== EXERCISE INSTRUCTIONS ==
From the records below, extract all the text exactly and leave the images behind.

⟨

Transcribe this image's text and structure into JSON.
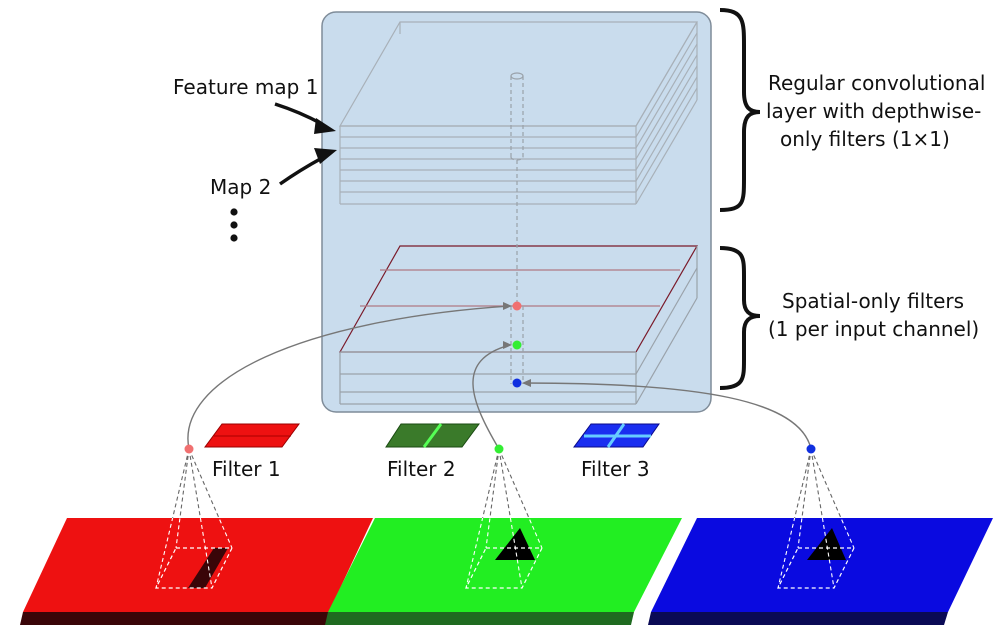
{
  "labels": {
    "feature_map_1": "Feature map 1",
    "map_2": "Map 2",
    "regular_line1": "Regular convolutional",
    "regular_line2": "layer with depthwise-",
    "regular_line3": "only filters (1×1)",
    "spatial_line1": "Spatial-only filters",
    "spatial_line2": "(1 per input channel)",
    "filter_1": "Filter 1",
    "filter_2": "Filter 2",
    "filter_3": "Filter 3"
  },
  "colors": {
    "panel_fill": "#c9dced",
    "panel_stroke": "#7f8c99",
    "red": "#ee1111",
    "red_dark": "#3a0508",
    "green": "#22ee22",
    "green_dark": "#1f6a20",
    "blue": "#0a0ae0",
    "blue_dark": "#0a0a55",
    "filter2_fill": "#3a7a2a",
    "filter2_line": "#55ff55",
    "filter3_fill": "#1a2ef0",
    "filter3_line": "#66ccff",
    "dot_red": "#f07070",
    "dot_green": "#33ee33",
    "dot_blue": "#1030e0"
  },
  "icons": {
    "arrow": "arrow-right-icon",
    "brace": "curly-brace-icon",
    "ellipsis": "vertical-ellipsis-icon"
  }
}
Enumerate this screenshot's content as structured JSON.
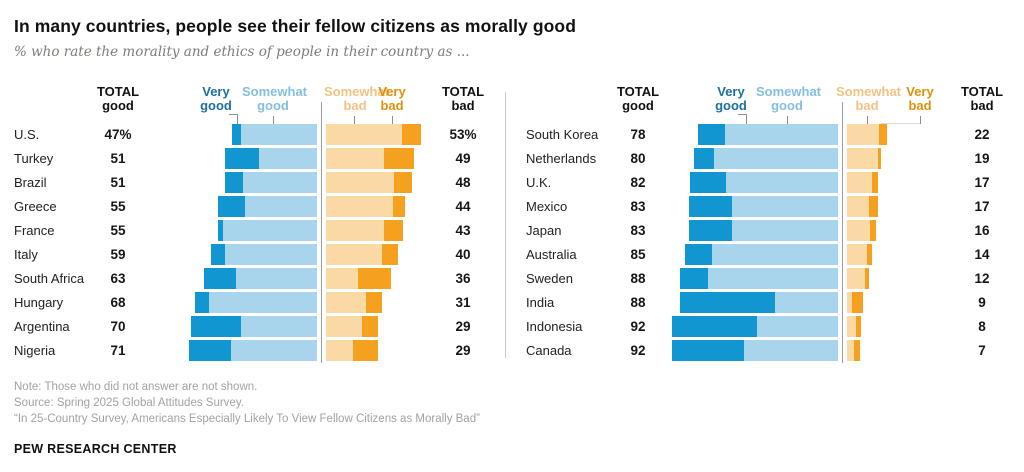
{
  "title": "In many countries, people see their fellow citizens as morally good",
  "subtitle": "% who rate the morality and ethics of people in their country as ...",
  "legend": {
    "total_good_l1": "TOTAL",
    "total_good_l2": "good",
    "very_good_l1": "Very",
    "very_good_l2": "good",
    "somewhat_good_l1": "Somewhat",
    "somewhat_good_l2": "good",
    "somewhat_bad_l1": "Somewhat",
    "somewhat_bad_l2": "bad",
    "very_bad_l1": "Very",
    "very_bad_l2": "bad",
    "total_bad_l1": "TOTAL",
    "total_bad_l2": "bad"
  },
  "colors": {
    "very_good": "#1296d2",
    "somewhat_good": "#a9d5ec",
    "somewhat_bad": "#fbd9a4",
    "very_bad": "#f5a01e"
  },
  "chart_data": {
    "type": "bar",
    "variant": "diverging-stacked-horizontal",
    "units": "%",
    "pixels_per_percent": 1.8,
    "series_names": [
      "Very good",
      "Somewhat good",
      "Somewhat bad",
      "Very bad"
    ],
    "panels": [
      {
        "rows": [
          {
            "country": "U.S.",
            "total_good": "47%",
            "very_good": 5,
            "somewhat_good": 42,
            "somewhat_bad": 42,
            "very_bad": 11,
            "total_bad": "53%"
          },
          {
            "country": "Turkey",
            "total_good": "51",
            "very_good": 19,
            "somewhat_good": 32,
            "somewhat_bad": 32,
            "very_bad": 17,
            "total_bad": "49"
          },
          {
            "country": "Brazil",
            "total_good": "51",
            "very_good": 10,
            "somewhat_good": 41,
            "somewhat_bad": 38,
            "very_bad": 10,
            "total_bad": "48"
          },
          {
            "country": "Greece",
            "total_good": "55",
            "very_good": 15,
            "somewhat_good": 40,
            "somewhat_bad": 37,
            "very_bad": 7,
            "total_bad": "44"
          },
          {
            "country": "France",
            "total_good": "55",
            "very_good": 3,
            "somewhat_good": 52,
            "somewhat_bad": 32,
            "very_bad": 11,
            "total_bad": "43"
          },
          {
            "country": "Italy",
            "total_good": "59",
            "very_good": 8,
            "somewhat_good": 51,
            "somewhat_bad": 31,
            "very_bad": 9,
            "total_bad": "40"
          },
          {
            "country": "South Africa",
            "total_good": "63",
            "very_good": 18,
            "somewhat_good": 45,
            "somewhat_bad": 18,
            "very_bad": 18,
            "total_bad": "36"
          },
          {
            "country": "Hungary",
            "total_good": "68",
            "very_good": 8,
            "somewhat_good": 60,
            "somewhat_bad": 22,
            "very_bad": 9,
            "total_bad": "31"
          },
          {
            "country": "Argentina",
            "total_good": "70",
            "very_good": 28,
            "somewhat_good": 42,
            "somewhat_bad": 20,
            "very_bad": 9,
            "total_bad": "29"
          },
          {
            "country": "Nigeria",
            "total_good": "71",
            "very_good": 23,
            "somewhat_good": 48,
            "somewhat_bad": 15,
            "very_bad": 14,
            "total_bad": "29"
          }
        ]
      },
      {
        "rows": [
          {
            "country": "South Korea",
            "total_good": "78",
            "very_good": 15,
            "somewhat_good": 63,
            "somewhat_bad": 18,
            "very_bad": 4,
            "total_bad": "22"
          },
          {
            "country": "Netherlands",
            "total_good": "80",
            "very_good": 11,
            "somewhat_good": 69,
            "somewhat_bad": 17,
            "very_bad": 2,
            "total_bad": "19"
          },
          {
            "country": "U.K.",
            "total_good": "82",
            "very_good": 20,
            "somewhat_good": 62,
            "somewhat_bad": 14,
            "very_bad": 3,
            "total_bad": "17"
          },
          {
            "country": "Mexico",
            "total_good": "83",
            "very_good": 24,
            "somewhat_good": 59,
            "somewhat_bad": 12,
            "very_bad": 5,
            "total_bad": "17"
          },
          {
            "country": "Japan",
            "total_good": "83",
            "very_good": 24,
            "somewhat_good": 59,
            "somewhat_bad": 13,
            "very_bad": 3,
            "total_bad": "16"
          },
          {
            "country": "Australia",
            "total_good": "85",
            "very_good": 15,
            "somewhat_good": 70,
            "somewhat_bad": 11,
            "very_bad": 3,
            "total_bad": "14"
          },
          {
            "country": "Sweden",
            "total_good": "88",
            "very_good": 16,
            "somewhat_good": 72,
            "somewhat_bad": 10,
            "very_bad": 2,
            "total_bad": "12"
          },
          {
            "country": "India",
            "total_good": "88",
            "very_good": 53,
            "somewhat_good": 35,
            "somewhat_bad": 3,
            "very_bad": 6,
            "total_bad": "9"
          },
          {
            "country": "Indonesia",
            "total_good": "92",
            "very_good": 47,
            "somewhat_good": 45,
            "somewhat_bad": 5,
            "very_bad": 3,
            "total_bad": "8"
          },
          {
            "country": "Canada",
            "total_good": "92",
            "very_good": 40,
            "somewhat_good": 52,
            "somewhat_bad": 4,
            "very_bad": 3,
            "total_bad": "7"
          }
        ]
      }
    ]
  },
  "footer": {
    "note": "Note: Those who did not answer are not shown.",
    "source": "Source: Spring 2025 Global Attitudes Survey.",
    "quote": "“In 25-Country Survey, Americans Especially Likely To View Fellow Citizens as Morally Bad”",
    "brand": "PEW RESEARCH CENTER"
  }
}
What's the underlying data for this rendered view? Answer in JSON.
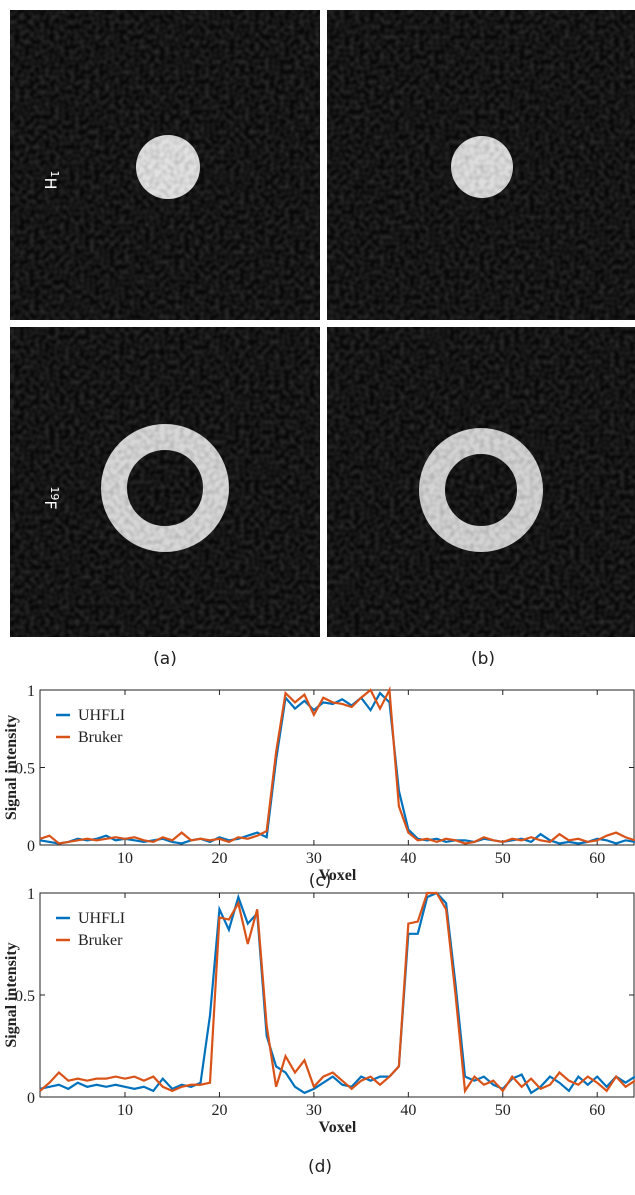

⟩

== WRITTEN RESPONSE ==
Transcribe this image's text and structure into JSON.
{
  "labels": {
    "feature_map_1": "Feature map 1",
    "map_2": "Map 2",
    "regular_line1": "Regular convolutional",
    "regular_line2": "layer with depthwise-",
    "regular_line3": "only filters (1×1)",
    "spatial_line1": "Spatial-only filters",
    "spatial_line2": "(1 per input channel)",
    "filter_1": "Filter 1",
    "filter_2": "Filter 2",
    "filter_3": "Filter 3"
  },
  "colors": {
    "panel_fill": "#c9dced",
    "panel_stroke": "#7f8c99",
    "red": "#ee1111",
    "red_dark": "#3a0508",
    "green": "#22ee22",
    "green_dark": "#1f6a20",
    "blue": "#0a0ae0",
    "blue_dark": "#0a0a55",
    "filter2_fill": "#3a7a2a",
    "filter2_line": "#55ff55",
    "filter3_fill": "#1a2ef0",
    "filter3_line": "#66ccff",
    "dot_red": "#f07070",
    "dot_green": "#33ee33",
    "dot_blue": "#1030e0"
  },
  "icons": {
    "arrow": "arrow-right-icon",
    "brace": "curly-brace-icon",
    "ellipsis": "vertical-ellipsis-icon"
  }
}
Enumerate this screenshot's content as structured JSON.
{
  "title": "In many countries, people see their fellow citizens as morally good",
  "subtitle": "% who rate the morality and ethics of people in their country as ...",
  "legend": {
    "total_good_l1": "TOTAL",
    "total_good_l2": "good",
    "very_good_l1": "Very",
    "very_good_l2": "good",
    "somewhat_good_l1": "Somewhat",
    "somewhat_good_l2": "good",
    "somewhat_bad_l1": "Somewhat",
    "somewhat_bad_l2": "bad",
    "very_bad_l1": "Very",
    "very_bad_l2": "bad",
    "total_bad_l1": "TOTAL",
    "total_bad_l2": "bad"
  },
  "colors": {
    "very_good": "#1296d2",
    "somewhat_good": "#a9d5ec",
    "somewhat_bad": "#fbd9a4",
    "very_bad": "#f5a01e"
  },
  "chart_data": {
    "type": "bar",
    "variant": "diverging-stacked-horizontal",
    "units": "%",
    "pixels_per_percent": 1.8,
    "series_names": [
      "Very good",
      "Somewhat good",
      "Somewhat bad",
      "Very bad"
    ],
    "panels": [
      {
        "rows": [
          {
            "country": "U.S.",
            "total_good": "47%",
            "very_good": 5,
            "somewhat_good": 42,
            "somewhat_bad": 42,
            "very_bad": 11,
            "total_bad": "53%"
          },
          {
            "country": "Turkey",
            "total_good": "51",
            "very_good": 19,
            "somewhat_good": 32,
            "somewhat_bad": 32,
            "very_bad": 17,
            "total_bad": "49"
          },
          {
            "country": "Brazil",
            "total_good": "51",
            "very_good": 10,
            "somewhat_good": 41,
            "somewhat_bad": 38,
            "very_bad": 10,
            "total_bad": "48"
          },
          {
            "country": "Greece",
            "total_good": "55",
            "very_good": 15,
            "somewhat_good": 40,
            "somewhat_bad": 37,
            "very_bad": 7,
            "total_bad": "44"
          },
          {
            "country": "France",
            "total_good": "55",
            "very_good": 3,
            "somewhat_good": 52,
            "somewhat_bad": 32,
            "very_bad": 11,
            "total_bad": "43"
          },
          {
            "country": "Italy",
            "total_good": "59",
            "very_good": 8,
            "somewhat_good": 51,
            "somewhat_bad": 31,
            "very_bad": 9,
            "total_bad": "40"
          },
          {
            "country": "South Africa",
            "total_good": "63",
            "very_good": 18,
            "somewhat_good": 45,
            "somewhat_bad": 18,
            "very_bad": 18,
            "total_bad": "36"
          },
          {
            "country": "Hungary",
            "total_good": "68",
            "very_good": 8,
            "somewhat_good": 60,
            "somewhat_bad": 22,
            "very_bad": 9,
            "total_bad": "31"
          },
          {
            "country": "Argentina",
            "total_good": "70",
            "very_good": 28,
            "somewhat_good": 42,
            "somewhat_bad": 20,
            "very_bad": 9,
            "total_bad": "29"
          },
          {
            "country": "Nigeria",
            "total_good": "71",
            "very_good": 23,
            "somewhat_good": 48,
            "somewhat_bad": 15,
            "very_bad": 14,
            "total_bad": "29"
          }
        ]
      },
      {
        "rows": [
          {
            "country": "South Korea",
            "total_good": "78",
            "very_good": 15,
            "somewhat_good": 63,
            "somewhat_bad": 18,
            "very_bad": 4,
            "total_bad": "22"
          },
          {
            "country": "Netherlands",
            "total_good": "80",
            "very_good": 11,
            "somewhat_good": 69,
            "somewhat_bad": 17,
            "very_bad": 2,
            "total_bad": "19"
          },
          {
            "country": "U.K.",
            "total_good": "82",
            "very_good": 20,
            "somewhat_good": 62,
            "somewhat_bad": 14,
            "very_bad": 3,
            "total_bad": "17"
          },
          {
            "country": "Mexico",
            "total_good": "83",
            "very_good": 24,
            "somewhat_good": 59,
            "somewhat_bad": 12,
            "very_bad": 5,
            "total_bad": "17"
          },
          {
            "country": "Japan",
            "total_good": "83",
            "very_good": 24,
            "somewhat_good": 59,
            "somewhat_bad": 13,
            "very_bad": 3,
            "total_bad": "16"
          },
          {
            "country": "Australia",
            "total_good": "85",
            "very_good": 15,
            "somewhat_good": 70,
            "somewhat_bad": 11,
            "very_bad": 3,
            "total_bad": "14"
          },
          {
            "country": "Sweden",
            "total_good": "88",
            "very_good": 16,
            "somewhat_good": 72,
            "somewhat_bad": 10,
            "very_bad": 2,
            "total_bad": "12"
          },
          {
            "country": "India",
            "total_good": "88",
            "very_good": 53,
            "somewhat_good": 35,
            "somewhat_bad": 3,
            "very_bad": 6,
            "total_bad": "9"
          },
          {
            "country": "Indonesia",
            "total_good": "92",
            "very_good": 47,
            "somewhat_good": 45,
            "somewhat_bad": 5,
            "very_bad": 3,
            "total_bad": "8"
          },
          {
            "country": "Canada",
            "total_good": "92",
            "very_good": 40,
            "somewhat_good": 52,
            "somewhat_bad": 4,
            "very_bad": 3,
            "total_bad": "7"
          }
        ]
      }
    ]
  },
  "footer": {
    "note": "Note: Those who did not answer are not shown.",
    "source": "Source: Spring 2025 Global Attitudes Survey.",
    "quote": "“In 25-Country Survey, Americans Especially Likely To View Fellow Citizens as Morally Bad”",
    "brand": "PEW RESEARCH CENTER"
  }
}
What's the underlying data for this rendered view? Answer in JSON.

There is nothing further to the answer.